For example, OpenShift as a Kubernetes distribution deploys a webhook that can inject SELinux label from namespace annotation into all Pods in the namespace. Therefore, if configured properly, all Pods in the same namespace run with the same label and they can access data of each other.

Story 3: cluster upgrade

1. Cluster admin runs a cluster with all feature gates disabled (i.e. SELinuxMountReadWriteOncePod == false && SELinuxMount == false && SELinuxChangePolicy == false). Kubelet / the container runtime recursively relabels all volumes.
2. Cluster admin updates to 1.28, with SELinuxMountReadWriteOncePod enabled by default. Kubelet / the container runtime recursively relabels all volumes except for RWOP. Since RWOP volume can be used only in a single Pod, no application should break. (Nobody complained so far).
   • At this point, kubelet starts reporting volume_manager_selinux_volume_context_mismatch_warnings_total metric.
3. Cluster admin updates to 1.N, where SELinuxChangePolicy is enabled by default and enables the new SELinuxController in kube-controller-manager. Kubelet mount behavior stays the same as it is in the previous step. Cluster admin can check the cluster metrics and they can proactively opt out from mounting all volumes with SELinux by setting SELinuxChangePolicy: Recursive in all Pods that need to mix privileged and unprivileged Pods. The field accepts only value Recursive at this stage! The field value has no effect on volume mounting or relabeling, however, it is reflected in volume_manager_selinux_volume_context_mismatch_warnings_total and selinux_warning_controller_selinux_volume_conflict metrics. The cluster admin can see that nr. of problematic Pods decreases.
   • A kubernetes distribution may choose to block upgrade to 1.M (that has SELinuxMount enabled), until the cluster admin fixes all problematic Pods.
4. Cluster admin updates to 1.M, where SELinuxMount is enabled by default. SELinuxChangePolicy field now accepts MountOption value and kubelet uses the field when mounting all volumes.

There can be multiple releases between 1.N and 1.M, gradually tightening the upgrade criteria and severity of potential alerts.

CSI driver considerations

CSI driver vendors need to explicitly opt-in their CSI drivers for this feature.

1. They must ship their CSIDriver instance with CSIDriver.Spec.SELinuxMount: true.
2. They must run their CSI driver Pods with /sys/fs/selinux and /etc/selinux/config shared from the host via HostPath volumes! Because /bin/mount in the driver container evaluates these files and throws away any SELinux mount options if the files are not present.

We will document this requirement in our documentation that faces CSI driver vendors in gihub.com/kubernetes-csi/docs.

Risks and Mitigations

This KEP changes the default behavior of Kubernetes. We provide set of metrics and events to detect potential issues before the feature is enabled by default, so users can fix their workloads before the change.

Phase 1 + 2 (no breaking change yet):

• volume_manager_selinux_volume_context_mismatch_warnings_total: counter of Pods that 100% would not start if SELinuxMount feature gate is enabled.
  • It is emitted only when the SELinuxMountReadWriteOncePod feature gate is enabled (on by default in 1.28).
  • It is emitted by kubelet, in the code path that will really block starting a pod when SELinuxMount feature gate is enabled.
  • It misses Pods that run on different nodes that would not run if they landed on the same node.
• selinux_warning_controller_selinux_volume_conflict: names of Pods that may not start if SELinuxMount feature gate is enabled and the Pods land on the same node.

Excerpts from a figure dataset

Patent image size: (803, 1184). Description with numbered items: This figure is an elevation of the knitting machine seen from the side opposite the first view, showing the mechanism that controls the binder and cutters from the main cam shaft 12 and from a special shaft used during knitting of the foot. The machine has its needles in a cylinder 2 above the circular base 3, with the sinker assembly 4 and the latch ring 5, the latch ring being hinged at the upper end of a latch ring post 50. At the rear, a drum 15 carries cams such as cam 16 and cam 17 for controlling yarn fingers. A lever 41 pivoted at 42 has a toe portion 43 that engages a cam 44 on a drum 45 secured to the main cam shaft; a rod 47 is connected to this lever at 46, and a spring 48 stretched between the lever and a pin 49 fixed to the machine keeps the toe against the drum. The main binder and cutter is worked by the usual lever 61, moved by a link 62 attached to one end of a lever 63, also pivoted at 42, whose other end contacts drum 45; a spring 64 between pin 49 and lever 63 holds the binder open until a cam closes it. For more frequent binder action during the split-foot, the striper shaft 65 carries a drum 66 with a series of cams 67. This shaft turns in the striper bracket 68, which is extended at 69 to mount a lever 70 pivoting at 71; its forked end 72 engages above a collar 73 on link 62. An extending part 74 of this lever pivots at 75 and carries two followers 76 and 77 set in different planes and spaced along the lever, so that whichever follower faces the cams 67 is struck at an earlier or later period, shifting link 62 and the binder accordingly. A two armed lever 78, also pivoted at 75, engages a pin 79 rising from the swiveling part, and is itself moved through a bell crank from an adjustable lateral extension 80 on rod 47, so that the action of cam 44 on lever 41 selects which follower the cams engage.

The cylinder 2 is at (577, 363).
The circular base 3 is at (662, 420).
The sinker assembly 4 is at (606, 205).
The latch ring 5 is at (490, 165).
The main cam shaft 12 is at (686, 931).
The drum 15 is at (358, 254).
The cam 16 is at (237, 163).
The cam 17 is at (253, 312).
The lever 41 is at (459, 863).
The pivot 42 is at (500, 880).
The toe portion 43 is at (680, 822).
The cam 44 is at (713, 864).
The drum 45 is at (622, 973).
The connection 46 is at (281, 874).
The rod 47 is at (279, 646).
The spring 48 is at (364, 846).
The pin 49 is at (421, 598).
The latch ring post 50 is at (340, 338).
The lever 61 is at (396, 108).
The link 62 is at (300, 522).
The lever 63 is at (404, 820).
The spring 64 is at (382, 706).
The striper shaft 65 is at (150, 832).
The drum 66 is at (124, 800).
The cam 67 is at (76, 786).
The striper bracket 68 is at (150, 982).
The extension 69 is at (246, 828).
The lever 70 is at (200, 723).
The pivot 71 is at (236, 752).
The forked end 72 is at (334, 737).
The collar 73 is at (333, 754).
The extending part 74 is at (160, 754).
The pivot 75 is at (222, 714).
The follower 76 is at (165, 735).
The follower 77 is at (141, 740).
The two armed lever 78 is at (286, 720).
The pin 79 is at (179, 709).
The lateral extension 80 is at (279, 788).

BRIEF.
Transcribe the portion of the Kubernetes SELinux text that begins at the words "There can be" and ends after the words "for this feature.", keeping it identical to the original.

EXERCISE SOLUTION.
There can be multiple releases between 1.N and 1.M, gradually tightening the upgrade criteria and severity of potential alerts.

CSI driver considerations

CSI driver vendors need to explicitly opt-in their CSI drivers for this feature.